## WHAT THE TASK ASKS
Would you copy out the whole listing exactly as given?

(Stored data)
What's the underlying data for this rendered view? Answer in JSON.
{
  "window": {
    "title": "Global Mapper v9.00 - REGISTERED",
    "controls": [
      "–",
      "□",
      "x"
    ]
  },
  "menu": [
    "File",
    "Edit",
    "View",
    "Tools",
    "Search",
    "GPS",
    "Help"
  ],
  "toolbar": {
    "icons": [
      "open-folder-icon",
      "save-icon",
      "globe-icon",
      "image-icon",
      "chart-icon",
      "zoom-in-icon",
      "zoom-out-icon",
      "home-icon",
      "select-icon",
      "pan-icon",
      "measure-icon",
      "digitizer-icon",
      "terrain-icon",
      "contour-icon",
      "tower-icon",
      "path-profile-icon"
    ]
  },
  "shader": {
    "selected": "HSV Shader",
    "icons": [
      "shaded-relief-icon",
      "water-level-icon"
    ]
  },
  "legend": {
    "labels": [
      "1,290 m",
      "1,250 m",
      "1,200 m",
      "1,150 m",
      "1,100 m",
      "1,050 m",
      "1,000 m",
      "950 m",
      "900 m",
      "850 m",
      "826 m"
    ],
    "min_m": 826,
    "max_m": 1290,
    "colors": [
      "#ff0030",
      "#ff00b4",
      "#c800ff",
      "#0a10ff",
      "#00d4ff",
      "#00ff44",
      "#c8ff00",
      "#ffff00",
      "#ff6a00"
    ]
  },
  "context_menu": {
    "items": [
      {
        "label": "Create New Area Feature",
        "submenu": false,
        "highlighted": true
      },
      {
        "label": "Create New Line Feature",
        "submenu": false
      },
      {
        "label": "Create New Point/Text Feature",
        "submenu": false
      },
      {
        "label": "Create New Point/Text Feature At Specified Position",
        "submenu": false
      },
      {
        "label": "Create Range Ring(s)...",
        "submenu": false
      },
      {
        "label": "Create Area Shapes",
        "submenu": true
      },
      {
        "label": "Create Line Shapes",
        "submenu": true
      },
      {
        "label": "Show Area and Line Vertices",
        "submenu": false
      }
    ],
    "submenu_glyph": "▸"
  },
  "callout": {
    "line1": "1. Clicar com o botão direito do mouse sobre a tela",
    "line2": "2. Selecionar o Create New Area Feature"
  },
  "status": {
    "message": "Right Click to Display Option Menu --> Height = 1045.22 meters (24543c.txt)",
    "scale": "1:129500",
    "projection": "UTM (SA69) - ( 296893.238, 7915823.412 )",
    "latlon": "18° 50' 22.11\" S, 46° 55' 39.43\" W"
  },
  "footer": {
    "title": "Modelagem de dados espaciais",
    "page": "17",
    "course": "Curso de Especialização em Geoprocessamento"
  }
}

## REPLY TO THE TASK
What's the underlying data for this rendered view? Answer in JSON.
{
  "window": {
    "title": "Global Mapper v9.00 - REGISTERED",
    "controls": [
      "–",
      "□",
      "x"
    ]
  },
  "menu": [
    "File",
    "Edit",
    "View",
    "Tools",
    "Search",
    "GPS",
    "Help"
  ],
  "toolbar": {
    "icons": [
      "open-folder-icon",
      "save-icon",
      "globe-icon",
      "image-icon",
      "chart-icon",
      "zoom-in-icon",
      "zoom-out-icon",
      "home-icon",
      "select-icon",
      "pan-icon",
      "measure-icon",
      "digitizer-icon",
      "terrain-icon",
      "contour-icon",
      "tower-icon",
      "path-profile-icon"
    ]
  },
  "shader": {
    "selected": "HSV Shader",
    "icons": [
      "shaded-relief-icon",
      "water-level-icon"
    ]
  },
  "legend": {
    "labels": [
      "1,290 m",
      "1,250 m",
      "1,200 m",
      "1,150 m",
      "1,100 m",
      "1,050 m",
      "1,000 m",
      "950 m",
      "900 m",
      "850 m",
      "826 m"
    ],
    "min_m": 826,
    "max_m": 1290,
    "colors": [
      "#ff0030",
      "#ff00b4",
      "#c800ff",
      "#0a10ff",
      "#00d4ff",
      "#00ff44",
      "#c8ff00",
      "#ffff00",
      "#ff6a00"
    ]
  },
  "context_menu": {
    "items": [
      {
        "label": "Create New Area Feature",
        "submenu": false,
        "highlighted": true
      },
      {
        "label": "Create New Line Feature",
        "submenu": false
      },
      {
        "label": "Create New Point/Text Feature",
        "submenu": false
      },
      {
        "label": "Create New Point/Text Feature At Specified Position",
        "submenu": false
      },
      {
        "label": "Create Range Ring(s)...",
        "submenu": false
      },
      {
        "label": "Create Area Shapes",
        "submenu": true
      },
      {
        "label": "Create Line Shapes",
        "submenu": true
      },
      {
        "label": "Show Area and Line Vertices",
        "submenu": false
      }
    ],
    "submenu_glyph": "▸"
  },
  "callout": {
    "line1": "1. Clicar com o botão direito do mouse sobre a tela",
    "line2": "2. Selecionar o Create New Area Feature"
  },
  "status": {
    "message": "Right Click to Display Option Menu --> Height = 1045.22 meters (24543c.txt)",
    "scale": "1:129500",
    "projection": "UTM (SA69) - ( 296893.238, 7915823.412 )",
    "latlon": "18° 50' 22.11\" S, 46° 55' 39.43\" W"
  },
  "footer": {
    "title": "Modelagem de dados espaciais",
    "page": "17",
    "course": "Curso de Especialização em Geoprocessamento"
  }
}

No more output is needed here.